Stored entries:
-------------------------

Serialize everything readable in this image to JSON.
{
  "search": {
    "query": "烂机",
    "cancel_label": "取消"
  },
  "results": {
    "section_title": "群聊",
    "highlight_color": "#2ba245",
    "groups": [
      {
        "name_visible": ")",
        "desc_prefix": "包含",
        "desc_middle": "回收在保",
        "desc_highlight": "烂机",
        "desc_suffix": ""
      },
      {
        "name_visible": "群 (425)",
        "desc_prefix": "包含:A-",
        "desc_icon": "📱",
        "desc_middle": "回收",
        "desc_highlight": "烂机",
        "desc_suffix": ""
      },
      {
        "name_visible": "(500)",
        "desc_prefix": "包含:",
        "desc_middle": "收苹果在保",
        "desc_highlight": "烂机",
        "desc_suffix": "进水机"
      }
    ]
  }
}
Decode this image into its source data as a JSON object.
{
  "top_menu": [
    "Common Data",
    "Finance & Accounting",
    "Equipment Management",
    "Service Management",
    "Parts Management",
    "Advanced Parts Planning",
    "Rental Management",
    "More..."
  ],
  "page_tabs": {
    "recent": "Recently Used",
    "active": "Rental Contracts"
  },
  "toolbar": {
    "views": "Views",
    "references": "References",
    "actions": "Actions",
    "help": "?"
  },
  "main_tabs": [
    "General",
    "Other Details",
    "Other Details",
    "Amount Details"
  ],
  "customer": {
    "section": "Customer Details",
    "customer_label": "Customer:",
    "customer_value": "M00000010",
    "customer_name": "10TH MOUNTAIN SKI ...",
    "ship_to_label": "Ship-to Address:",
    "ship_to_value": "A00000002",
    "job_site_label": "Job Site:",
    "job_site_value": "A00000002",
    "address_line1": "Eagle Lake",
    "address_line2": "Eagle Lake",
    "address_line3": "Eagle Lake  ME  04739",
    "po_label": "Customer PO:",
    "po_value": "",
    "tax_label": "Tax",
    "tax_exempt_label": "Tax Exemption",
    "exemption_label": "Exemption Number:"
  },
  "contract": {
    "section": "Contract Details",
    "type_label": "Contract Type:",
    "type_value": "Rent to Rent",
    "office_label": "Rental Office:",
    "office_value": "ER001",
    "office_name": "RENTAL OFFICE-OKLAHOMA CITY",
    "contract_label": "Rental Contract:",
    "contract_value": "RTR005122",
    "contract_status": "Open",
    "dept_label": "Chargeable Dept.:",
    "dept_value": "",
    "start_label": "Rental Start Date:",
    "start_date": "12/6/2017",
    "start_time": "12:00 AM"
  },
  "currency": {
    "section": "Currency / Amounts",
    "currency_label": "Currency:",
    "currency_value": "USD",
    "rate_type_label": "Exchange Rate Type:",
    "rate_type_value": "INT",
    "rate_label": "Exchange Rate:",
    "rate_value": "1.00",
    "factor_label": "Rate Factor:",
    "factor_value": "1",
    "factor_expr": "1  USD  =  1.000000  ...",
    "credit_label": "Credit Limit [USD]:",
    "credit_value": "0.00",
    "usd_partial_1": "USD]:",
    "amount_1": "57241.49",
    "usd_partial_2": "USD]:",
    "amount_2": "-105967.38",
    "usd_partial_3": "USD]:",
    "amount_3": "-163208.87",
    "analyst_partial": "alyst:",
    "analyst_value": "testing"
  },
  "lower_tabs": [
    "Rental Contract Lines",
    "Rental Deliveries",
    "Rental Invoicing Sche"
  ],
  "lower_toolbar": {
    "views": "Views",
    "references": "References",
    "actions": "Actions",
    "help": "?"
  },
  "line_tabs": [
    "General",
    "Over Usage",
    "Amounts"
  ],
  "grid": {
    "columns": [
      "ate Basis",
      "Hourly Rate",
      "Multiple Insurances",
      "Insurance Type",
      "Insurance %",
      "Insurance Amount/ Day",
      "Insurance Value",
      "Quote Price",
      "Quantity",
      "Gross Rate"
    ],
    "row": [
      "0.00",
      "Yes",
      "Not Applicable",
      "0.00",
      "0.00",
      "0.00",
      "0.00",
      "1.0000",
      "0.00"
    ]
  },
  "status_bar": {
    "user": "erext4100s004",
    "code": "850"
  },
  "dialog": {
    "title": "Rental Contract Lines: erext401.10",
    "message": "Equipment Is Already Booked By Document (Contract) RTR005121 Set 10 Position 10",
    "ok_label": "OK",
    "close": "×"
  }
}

-------------------------

» **Requirements**
Each entry above is to be set down again in exactly the same words.

» **The answer**
Serialize everything readable in this image to JSON.
{
  "search": {
    "query": "烂机",
    "cancel_label": "取消"
  },
  "results": {
    "section_title": "群聊",
    "highlight_color": "#2ba245",
    "groups": [
      {
        "name_visible": ")",
        "desc_prefix": "包含",
        "desc_middle": "回收在保",
        "desc_highlight": "烂机",
        "desc_suffix": ""
      },
      {
        "name_visible": "群 (425)",
        "desc_prefix": "包含:A-",
        "desc_icon": "📱",
        "desc_middle": "回收",
        "desc_highlight": "烂机",
        "desc_suffix": ""
      },
      {
        "name_visible": "(500)",
        "desc_prefix": "包含:",
        "desc_middle": "收苹果在保",
        "desc_highlight": "烂机",
        "desc_suffix": "进水机"
      }
    ]
  }
}
Decode this image into its source data as a JSON object.
{
  "top_menu": [
    "Common Data",
    "Finance & Accounting",
    "Equipment Management",
    "Service Management",
    "Parts Management",
    "Advanced Parts Planning",
    "Rental Management",
    "More..."
  ],
  "page_tabs": {
    "recent": "Recently Used",
    "active": "Rental Contracts"
  },
  "toolbar": {
    "views": "Views",
    "references": "References",
    "actions": "Actions",
    "help": "?"
  },
  "main_tabs": [
    "General",
    "Other Details",
    "Other Details",
    "Amount Details"
  ],
  "customer": {
    "section": "Customer Details",
    "customer_label": "Customer:",
    "customer_value": "M00000010",
    "customer_name": "10TH MOUNTAIN SKI ...",
    "ship_to_label": "Ship-to Address:",
    "ship_to_value": "A00000002",
    "job_site_label": "Job Site:",
    "job_site_value": "A00000002",
    "address_line1": "Eagle Lake",
    "address_line2": "Eagle Lake",
    "address_line3": "Eagle Lake  ME  04739",
    "po_label": "Customer PO:",
    "po_value": "",
    "tax_label": "Tax",
    "tax_exempt_label": "Tax Exemption",
    "exemption_label": "Exemption Number:"
  },
  "contract": {
    "section": "Contract Details",
    "type_label": "Contract Type:",
    "type_value": "Rent to Rent",
    "office_label": "Rental Office:",
    "office_value": "ER001",
    "office_name": "RENTAL OFFICE-OKLAHOMA CITY",
    "contract_label": "Rental Contract:",
    "contract_value": "RTR005122",
    "contract_status": "Open",
    "dept_label": "Chargeable Dept.:",
    "dept_value": "",
    "start_label": "Rental Start Date:",
    "start_date": "12/6/2017",
    "start_time": "12:00 AM"
  },
  "currency": {
    "section": "Currency / Amounts",
    "currency_label": "Currency:",
    "currency_value": "USD",
    "rate_type_label": "Exchange Rate Type:",
    "rate_type_value": "INT",
    "rate_label": "Exchange Rate:",
    "rate_value": "1.00",
    "factor_label": "Rate Factor:",
    "factor_value": "1",
    "factor_expr": "1  USD  =  1.000000  ...",
    "credit_label": "Credit Limit [USD]:",
    "credit_value": "0.00",
    "usd_partial_1": "USD]:",
    "amount_1": "57241.49",
    "usd_partial_2": "USD]:",
    "amount_2": "-105967.38",
    "usd_partial_3": "USD]:",
    "amount_3": "-163208.87",
    "analyst_partial": "alyst:",
    "analyst_value": "testing"
  },
  "lower_tabs": [
    "Rental Contract Lines",
    "Rental Deliveries",
    "Rental Invoicing Sche"
  ],
  "lower_toolbar": {
    "views": "Views",
    "references": "References",
    "actions": "Actions",
    "help": "?"
  },
  "line_tabs": [
    "General",
    "Over Usage",
    "Amounts"
  ],
  "grid": {
    "columns": [
      "ate Basis",
      "Hourly Rate",
      "Multiple Insurances",
      "Insurance Type",
      "Insurance %",
      "Insurance Amount/ Day",
      "Insurance Value",
      "Quote Price",
      "Quantity",
      "Gross Rate"
    ],
    "row": [
      "0.00",
      "Yes",
      "Not Applicable",
      "0.00",
      "0.00",
      "0.00",
      "0.00",
      "1.0000",
      "0.00"
    ]
  },
  "status_bar": {
    "user": "erext4100s004",
    "code": "850"
  },
  "dialog": {
    "title": "Rental Contract Lines: erext401.10",
    "message": "Equipment Is Already Booked By Document (Contract) RTR005121 Set 10 Position 10",
    "ok_label": "OK",
    "close": "×"
  }
}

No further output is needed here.